BEGIN Data records
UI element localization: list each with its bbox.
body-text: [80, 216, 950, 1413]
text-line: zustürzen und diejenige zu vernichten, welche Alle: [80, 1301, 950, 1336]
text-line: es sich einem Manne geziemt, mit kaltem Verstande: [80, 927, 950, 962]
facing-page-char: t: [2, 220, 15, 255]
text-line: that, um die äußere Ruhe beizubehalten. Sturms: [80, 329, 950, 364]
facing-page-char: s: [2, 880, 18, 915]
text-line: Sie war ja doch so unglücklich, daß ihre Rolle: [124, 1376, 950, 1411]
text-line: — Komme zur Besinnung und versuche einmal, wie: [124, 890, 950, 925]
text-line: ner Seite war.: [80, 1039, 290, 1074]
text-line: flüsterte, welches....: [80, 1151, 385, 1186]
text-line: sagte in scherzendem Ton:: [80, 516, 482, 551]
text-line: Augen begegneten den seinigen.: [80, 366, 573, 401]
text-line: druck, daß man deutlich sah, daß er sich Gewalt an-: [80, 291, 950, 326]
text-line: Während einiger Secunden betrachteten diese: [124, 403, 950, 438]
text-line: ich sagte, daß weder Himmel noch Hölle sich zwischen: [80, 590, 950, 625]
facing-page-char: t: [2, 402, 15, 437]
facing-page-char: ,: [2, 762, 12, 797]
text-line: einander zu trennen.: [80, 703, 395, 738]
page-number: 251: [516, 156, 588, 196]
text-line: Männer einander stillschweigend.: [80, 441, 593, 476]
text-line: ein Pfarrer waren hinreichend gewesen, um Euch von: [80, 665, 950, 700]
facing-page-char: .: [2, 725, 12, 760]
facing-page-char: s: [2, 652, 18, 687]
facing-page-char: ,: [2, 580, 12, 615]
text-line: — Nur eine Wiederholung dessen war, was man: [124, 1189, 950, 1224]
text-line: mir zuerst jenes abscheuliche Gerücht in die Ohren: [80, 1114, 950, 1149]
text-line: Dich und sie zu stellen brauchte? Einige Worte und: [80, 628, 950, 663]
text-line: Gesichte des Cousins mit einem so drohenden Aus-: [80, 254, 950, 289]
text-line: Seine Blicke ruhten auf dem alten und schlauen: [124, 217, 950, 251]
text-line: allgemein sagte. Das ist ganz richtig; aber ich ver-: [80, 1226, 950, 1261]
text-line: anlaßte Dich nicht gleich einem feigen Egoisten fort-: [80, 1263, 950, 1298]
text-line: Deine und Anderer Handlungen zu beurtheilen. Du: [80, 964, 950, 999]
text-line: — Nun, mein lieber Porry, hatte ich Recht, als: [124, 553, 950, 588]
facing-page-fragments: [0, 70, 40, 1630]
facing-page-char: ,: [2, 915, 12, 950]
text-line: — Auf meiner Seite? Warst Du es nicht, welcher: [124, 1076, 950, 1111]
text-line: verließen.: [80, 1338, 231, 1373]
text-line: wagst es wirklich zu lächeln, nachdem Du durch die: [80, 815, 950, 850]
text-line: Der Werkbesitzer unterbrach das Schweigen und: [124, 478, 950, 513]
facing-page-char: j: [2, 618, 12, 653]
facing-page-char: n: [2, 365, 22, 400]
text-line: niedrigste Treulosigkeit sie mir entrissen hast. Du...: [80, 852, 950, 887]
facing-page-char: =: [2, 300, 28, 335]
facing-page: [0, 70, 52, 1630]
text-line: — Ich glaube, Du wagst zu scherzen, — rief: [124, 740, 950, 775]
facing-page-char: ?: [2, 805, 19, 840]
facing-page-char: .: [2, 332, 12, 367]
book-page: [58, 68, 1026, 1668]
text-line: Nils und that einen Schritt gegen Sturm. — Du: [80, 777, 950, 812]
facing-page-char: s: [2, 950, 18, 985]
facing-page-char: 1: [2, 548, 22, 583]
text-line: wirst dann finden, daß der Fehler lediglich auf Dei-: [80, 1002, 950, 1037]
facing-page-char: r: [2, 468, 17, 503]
END Data records
• _Task directions_
Copy every line of the data above without changing anything.

• _Full solution_
UI element localization: list each with its bbox.
body-text: [80, 216, 950, 1413]
text-line: zustürzen und diejenige zu vernichten, welche Alle: [80, 1301, 950, 1336]
text-line: es sich einem Manne geziemt, mit kaltem Verstande: [80, 927, 950, 962]
facing-page-char: t: [2, 220, 15, 255]
text-line: that, um die äußere Ruhe beizubehalten. Sturms: [80, 329, 950, 364]
facing-page-char: s: [2, 880, 18, 915]
text-line: Sie war ja doch so unglücklich, daß ihre Rolle: [124, 1376, 950, 1411]
text-line: — Komme zur Besinnung und versuche einmal, wie: [124, 890, 950, 925]
text-line: ner Seite war.: [80, 1039, 290, 1074]
text-line: flüsterte, welches....: [80, 1151, 385, 1186]
text-line: sagte in scherzendem Ton:: [80, 516, 482, 551]
text-line: Augen begegneten den seinigen.: [80, 366, 573, 401]
text-line: druck, daß man deutlich sah, daß er sich Gewalt an-: [80, 291, 950, 326]
text-line: Während einiger Secunden betrachteten diese: [124, 403, 950, 438]
text-line: ich sagte, daß weder Himmel noch Hölle sich zwischen: [80, 590, 950, 625]
facing-page-char: t: [2, 402, 15, 437]
facing-page-char: ,: [2, 762, 12, 797]
text-line: einander zu trennen.: [80, 703, 395, 738]
page-number: 251: [516, 156, 588, 196]
text-line: Männer einander stillschweigend.: [80, 441, 593, 476]
text-line: ein Pfarrer waren hinreichend gewesen, um Euch von: [80, 665, 950, 700]
facing-page-char: .: [2, 725, 12, 760]
facing-page-char: s: [2, 652, 18, 687]
facing-page-char: ,: [2, 580, 12, 615]
text-line: — Nur eine Wiederholung dessen war, was man: [124, 1189, 950, 1224]
text-line: mir zuerst jenes abscheuliche Gerücht in die Ohren: [80, 1114, 950, 1149]
text-line: Dich und sie zu stellen brauchte? Einige Worte und: [80, 628, 950, 663]
text-line: Gesichte des Cousins mit einem so drohenden Aus-: [80, 254, 950, 289]
text-line: Seine Blicke ruhten auf dem alten und schlauen: [124, 217, 950, 251]
text-line: allgemein sagte. Das ist ganz richtig; aber ich ver-: [80, 1226, 950, 1261]
text-line: anlaßte Dich nicht gleich einem feigen Egoisten fort-: [80, 1263, 950, 1298]
text-line: Deine und Anderer Handlungen zu beurtheilen. Du: [80, 964, 950, 999]
text-line: — Nun, mein lieber Porry, hatte ich Recht, als: [124, 553, 950, 588]
facing-page-fragments: [0, 70, 40, 1630]
facing-page-char: ,: [2, 915, 12, 950]
text-line: — Auf meiner Seite? Warst Du es nicht, welcher: [124, 1076, 950, 1111]
text-line: verließen.: [80, 1338, 231, 1373]
text-line: wagst es wirklich zu lächeln, nachdem Du durch die: [80, 815, 950, 850]
text-line: Der Werkbesitzer unterbrach das Schweigen und: [124, 478, 950, 513]
facing-page-char: j: [2, 618, 12, 653]
facing-page-char: n: [2, 365, 22, 400]
text-line: niedrigste Treulosigkeit sie mir entrissen hast. Du...: [80, 852, 950, 887]
facing-page-char: =: [2, 300, 28, 335]
facing-page: [0, 70, 52, 1630]
text-line: — Ich glaube, Du wagst zu scherzen, — rief: [124, 740, 950, 775]
facing-page-char: ?: [2, 805, 19, 840]
facing-page-char: .: [2, 332, 12, 367]
book-page: [58, 68, 1026, 1668]
text-line: Nils und that einen Schritt gegen Sturm. — Du: [80, 777, 950, 812]
facing-page-char: s: [2, 950, 18, 985]
facing-page-char: 1: [2, 548, 22, 583]
text-line: wirst dann finden, daß der Fehler lediglich auf Dei-: [80, 1002, 950, 1037]
facing-page-char: r: [2, 468, 17, 503]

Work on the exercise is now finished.